• [TO DO]:
Below are the records; copy each line in them that holds the word "Name".

Start of MATERIAL FOR THIS EXERCISE

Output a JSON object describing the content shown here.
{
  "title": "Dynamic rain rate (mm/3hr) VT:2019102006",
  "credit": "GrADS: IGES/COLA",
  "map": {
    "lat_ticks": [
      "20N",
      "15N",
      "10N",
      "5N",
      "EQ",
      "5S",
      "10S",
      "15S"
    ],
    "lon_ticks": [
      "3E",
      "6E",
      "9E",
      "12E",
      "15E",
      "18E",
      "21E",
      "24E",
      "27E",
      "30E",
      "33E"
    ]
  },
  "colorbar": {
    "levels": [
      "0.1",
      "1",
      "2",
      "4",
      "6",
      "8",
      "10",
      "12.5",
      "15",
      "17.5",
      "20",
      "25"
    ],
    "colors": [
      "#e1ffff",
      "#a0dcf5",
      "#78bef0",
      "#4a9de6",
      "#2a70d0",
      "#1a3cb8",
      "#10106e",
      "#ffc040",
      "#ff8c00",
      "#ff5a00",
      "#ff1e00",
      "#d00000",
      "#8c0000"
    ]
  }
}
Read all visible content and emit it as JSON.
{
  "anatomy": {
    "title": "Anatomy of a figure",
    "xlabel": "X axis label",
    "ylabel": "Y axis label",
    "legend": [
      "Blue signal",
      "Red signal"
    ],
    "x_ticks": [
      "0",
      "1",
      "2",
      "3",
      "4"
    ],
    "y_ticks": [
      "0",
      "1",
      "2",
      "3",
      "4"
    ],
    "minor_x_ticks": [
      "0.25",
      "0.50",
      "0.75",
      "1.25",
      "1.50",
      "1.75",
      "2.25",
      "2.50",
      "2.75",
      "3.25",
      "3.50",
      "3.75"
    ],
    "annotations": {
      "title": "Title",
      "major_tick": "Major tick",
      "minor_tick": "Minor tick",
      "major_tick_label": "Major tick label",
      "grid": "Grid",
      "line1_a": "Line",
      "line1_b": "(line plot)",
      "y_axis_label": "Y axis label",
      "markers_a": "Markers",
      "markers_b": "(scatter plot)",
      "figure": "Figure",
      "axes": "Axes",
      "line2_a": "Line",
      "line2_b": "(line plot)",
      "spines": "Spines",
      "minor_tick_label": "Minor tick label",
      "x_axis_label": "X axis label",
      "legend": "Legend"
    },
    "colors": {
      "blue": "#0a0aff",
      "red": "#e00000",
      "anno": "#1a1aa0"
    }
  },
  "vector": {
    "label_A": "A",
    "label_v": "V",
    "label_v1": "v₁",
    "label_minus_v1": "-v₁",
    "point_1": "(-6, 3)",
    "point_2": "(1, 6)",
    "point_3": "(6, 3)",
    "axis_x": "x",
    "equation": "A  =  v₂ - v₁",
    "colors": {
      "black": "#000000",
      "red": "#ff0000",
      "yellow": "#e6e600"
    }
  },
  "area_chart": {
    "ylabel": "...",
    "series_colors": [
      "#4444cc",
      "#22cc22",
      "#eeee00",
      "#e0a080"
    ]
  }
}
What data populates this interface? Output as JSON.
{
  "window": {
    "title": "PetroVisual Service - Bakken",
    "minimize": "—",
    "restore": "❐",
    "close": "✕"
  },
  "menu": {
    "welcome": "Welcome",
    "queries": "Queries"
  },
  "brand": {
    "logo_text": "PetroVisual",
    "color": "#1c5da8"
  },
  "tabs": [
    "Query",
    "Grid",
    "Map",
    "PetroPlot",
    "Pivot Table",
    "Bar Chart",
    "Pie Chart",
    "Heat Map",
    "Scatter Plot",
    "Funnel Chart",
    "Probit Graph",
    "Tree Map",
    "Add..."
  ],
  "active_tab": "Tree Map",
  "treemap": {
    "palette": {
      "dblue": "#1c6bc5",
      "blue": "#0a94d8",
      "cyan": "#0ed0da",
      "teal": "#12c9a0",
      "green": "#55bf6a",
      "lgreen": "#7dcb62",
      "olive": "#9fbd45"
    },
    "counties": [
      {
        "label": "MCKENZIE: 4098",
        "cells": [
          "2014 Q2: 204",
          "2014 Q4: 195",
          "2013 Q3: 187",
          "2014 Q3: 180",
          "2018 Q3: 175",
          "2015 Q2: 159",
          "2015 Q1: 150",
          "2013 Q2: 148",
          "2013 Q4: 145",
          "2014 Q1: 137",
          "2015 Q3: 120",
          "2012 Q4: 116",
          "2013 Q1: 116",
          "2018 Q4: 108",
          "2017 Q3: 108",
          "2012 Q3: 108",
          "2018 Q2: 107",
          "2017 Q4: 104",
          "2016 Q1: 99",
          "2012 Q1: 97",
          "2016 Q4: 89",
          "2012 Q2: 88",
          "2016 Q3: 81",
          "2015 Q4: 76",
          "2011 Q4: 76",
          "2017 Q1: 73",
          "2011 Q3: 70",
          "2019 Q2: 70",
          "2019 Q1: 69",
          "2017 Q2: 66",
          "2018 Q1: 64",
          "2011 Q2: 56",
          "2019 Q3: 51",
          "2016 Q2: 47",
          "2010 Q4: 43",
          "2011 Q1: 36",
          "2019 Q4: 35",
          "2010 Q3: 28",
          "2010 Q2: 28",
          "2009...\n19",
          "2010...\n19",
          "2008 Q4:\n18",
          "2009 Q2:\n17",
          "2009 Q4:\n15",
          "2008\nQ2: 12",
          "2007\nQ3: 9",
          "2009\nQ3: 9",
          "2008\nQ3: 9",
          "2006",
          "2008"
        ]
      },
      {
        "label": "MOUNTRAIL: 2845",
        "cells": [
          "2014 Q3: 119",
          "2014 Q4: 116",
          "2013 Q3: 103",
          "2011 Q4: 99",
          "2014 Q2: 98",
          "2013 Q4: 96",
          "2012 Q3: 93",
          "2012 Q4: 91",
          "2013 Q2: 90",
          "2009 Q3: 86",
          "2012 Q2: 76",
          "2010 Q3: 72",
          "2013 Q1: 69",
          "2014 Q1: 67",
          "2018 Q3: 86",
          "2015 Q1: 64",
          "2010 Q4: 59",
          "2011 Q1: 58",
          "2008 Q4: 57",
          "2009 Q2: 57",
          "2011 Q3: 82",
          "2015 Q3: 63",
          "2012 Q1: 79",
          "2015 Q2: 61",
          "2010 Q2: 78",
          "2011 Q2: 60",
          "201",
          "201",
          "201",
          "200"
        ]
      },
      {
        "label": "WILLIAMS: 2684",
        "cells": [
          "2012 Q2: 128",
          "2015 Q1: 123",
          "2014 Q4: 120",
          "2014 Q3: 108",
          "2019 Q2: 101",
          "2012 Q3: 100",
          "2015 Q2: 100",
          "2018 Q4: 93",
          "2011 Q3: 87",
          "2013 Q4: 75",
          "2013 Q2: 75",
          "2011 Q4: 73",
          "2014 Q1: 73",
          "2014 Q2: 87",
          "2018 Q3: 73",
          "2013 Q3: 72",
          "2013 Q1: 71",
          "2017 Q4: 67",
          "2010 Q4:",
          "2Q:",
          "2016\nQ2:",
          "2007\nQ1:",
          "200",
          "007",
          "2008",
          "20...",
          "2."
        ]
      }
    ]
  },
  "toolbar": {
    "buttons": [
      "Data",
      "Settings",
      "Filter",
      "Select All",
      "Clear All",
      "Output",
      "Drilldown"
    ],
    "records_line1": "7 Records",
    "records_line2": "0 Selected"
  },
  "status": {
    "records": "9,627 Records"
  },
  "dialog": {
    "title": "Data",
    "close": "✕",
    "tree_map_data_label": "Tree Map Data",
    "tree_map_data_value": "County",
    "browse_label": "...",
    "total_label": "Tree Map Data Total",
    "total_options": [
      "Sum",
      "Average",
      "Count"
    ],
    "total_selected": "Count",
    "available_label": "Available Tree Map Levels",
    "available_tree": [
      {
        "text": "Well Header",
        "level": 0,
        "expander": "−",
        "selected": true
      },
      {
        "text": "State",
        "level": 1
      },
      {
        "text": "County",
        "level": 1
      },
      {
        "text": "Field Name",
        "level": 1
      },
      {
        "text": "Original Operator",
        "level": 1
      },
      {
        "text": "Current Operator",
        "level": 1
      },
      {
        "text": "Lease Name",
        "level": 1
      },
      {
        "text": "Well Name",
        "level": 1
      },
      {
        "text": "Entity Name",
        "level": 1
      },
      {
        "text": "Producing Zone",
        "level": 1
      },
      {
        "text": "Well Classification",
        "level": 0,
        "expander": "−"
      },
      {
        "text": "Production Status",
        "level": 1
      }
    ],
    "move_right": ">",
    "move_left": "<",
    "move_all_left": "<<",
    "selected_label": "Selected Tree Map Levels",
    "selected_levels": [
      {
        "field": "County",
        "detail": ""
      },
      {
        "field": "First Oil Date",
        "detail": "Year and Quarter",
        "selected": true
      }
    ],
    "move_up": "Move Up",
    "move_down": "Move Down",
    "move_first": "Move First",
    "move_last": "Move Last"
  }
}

End of MATERIAL FOR THIS EXERCISE

• [EXERCISE RESULT]:
        "text": "Field Name",
        "text": "Lease Name",
        "text": "Well Name",
        "text": "Entity Name",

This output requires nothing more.